------ DOCUMENT EXCERPT
Live album by Prince
- Released: September 30, 2008 (21 Nights supplement)
- Recorded: Summer 2007
- Venue: indigO_{2} arena, London
- Genre: Pop; rock; funk;
- Length: 77:00
- Label: NPG
- Producer: Prince

Prince chronology
| Planet Earth (2007) | Indigo Nights (2008) | Lotusflow3r (2009) |

= Indigo Nights =

Indigo Nights is a live album by Prince, mainly comprising songs played live during some of the aftershows at the indigO_{2} music venue in London in 2007. It contains nine live versions of previously released Prince songs, four cover songs, one new song and a monologue.
The CD was only sold coupled with the 21 Nights coffee table book which was released on September 30, 2008.
------------
◆ WORK TO DO:
Condense the paragraph beginning "Indigo Nights is a live album" in the Indigo Nights article into a short bulleted list that keeps its main facts.
------ DATASET
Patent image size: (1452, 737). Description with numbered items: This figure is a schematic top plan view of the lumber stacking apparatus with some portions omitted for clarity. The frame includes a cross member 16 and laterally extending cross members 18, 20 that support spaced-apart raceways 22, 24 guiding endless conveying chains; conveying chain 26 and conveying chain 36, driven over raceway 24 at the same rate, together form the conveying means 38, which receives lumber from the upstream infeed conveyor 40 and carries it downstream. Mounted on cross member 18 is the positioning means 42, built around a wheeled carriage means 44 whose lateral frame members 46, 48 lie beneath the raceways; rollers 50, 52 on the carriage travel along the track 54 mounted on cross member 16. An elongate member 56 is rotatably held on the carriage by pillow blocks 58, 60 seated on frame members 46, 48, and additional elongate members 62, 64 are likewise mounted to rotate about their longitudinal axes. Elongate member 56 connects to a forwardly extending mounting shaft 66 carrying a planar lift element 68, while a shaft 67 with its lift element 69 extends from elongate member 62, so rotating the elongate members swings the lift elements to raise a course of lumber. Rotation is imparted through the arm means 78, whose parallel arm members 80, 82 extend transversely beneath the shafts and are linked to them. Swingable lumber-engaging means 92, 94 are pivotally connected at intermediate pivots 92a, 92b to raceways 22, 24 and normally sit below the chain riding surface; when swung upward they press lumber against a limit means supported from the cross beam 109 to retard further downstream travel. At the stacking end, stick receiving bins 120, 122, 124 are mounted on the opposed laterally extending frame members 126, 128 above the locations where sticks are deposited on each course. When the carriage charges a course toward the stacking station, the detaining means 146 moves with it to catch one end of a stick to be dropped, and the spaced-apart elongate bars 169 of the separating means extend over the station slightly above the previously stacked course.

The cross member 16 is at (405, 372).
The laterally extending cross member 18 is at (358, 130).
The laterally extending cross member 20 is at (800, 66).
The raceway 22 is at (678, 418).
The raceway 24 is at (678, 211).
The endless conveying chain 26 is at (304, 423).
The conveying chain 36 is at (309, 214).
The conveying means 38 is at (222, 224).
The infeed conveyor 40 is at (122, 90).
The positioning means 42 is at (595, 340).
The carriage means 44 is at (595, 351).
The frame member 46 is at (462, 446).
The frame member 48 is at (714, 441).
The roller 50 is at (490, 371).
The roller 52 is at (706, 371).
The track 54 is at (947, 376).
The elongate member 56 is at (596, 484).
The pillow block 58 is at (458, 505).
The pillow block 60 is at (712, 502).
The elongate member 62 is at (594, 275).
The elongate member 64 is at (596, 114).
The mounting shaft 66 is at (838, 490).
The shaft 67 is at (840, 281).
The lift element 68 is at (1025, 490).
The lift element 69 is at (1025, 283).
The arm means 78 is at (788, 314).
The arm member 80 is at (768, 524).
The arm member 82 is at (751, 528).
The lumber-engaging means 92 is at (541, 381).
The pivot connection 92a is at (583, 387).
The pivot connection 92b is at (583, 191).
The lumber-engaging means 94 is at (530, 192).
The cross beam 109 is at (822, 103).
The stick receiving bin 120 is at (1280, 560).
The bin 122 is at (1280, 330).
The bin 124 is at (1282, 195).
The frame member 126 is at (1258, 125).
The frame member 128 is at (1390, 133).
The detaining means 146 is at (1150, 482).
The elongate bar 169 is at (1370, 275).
------------
◆ REPLY:
- Live album by Prince
- Mostly songs performed at some of his 2007 aftershows at the indigO2 venue in London
- Nine live versions of previously released Prince songs
- Four cover songs
- One new song
- One monologue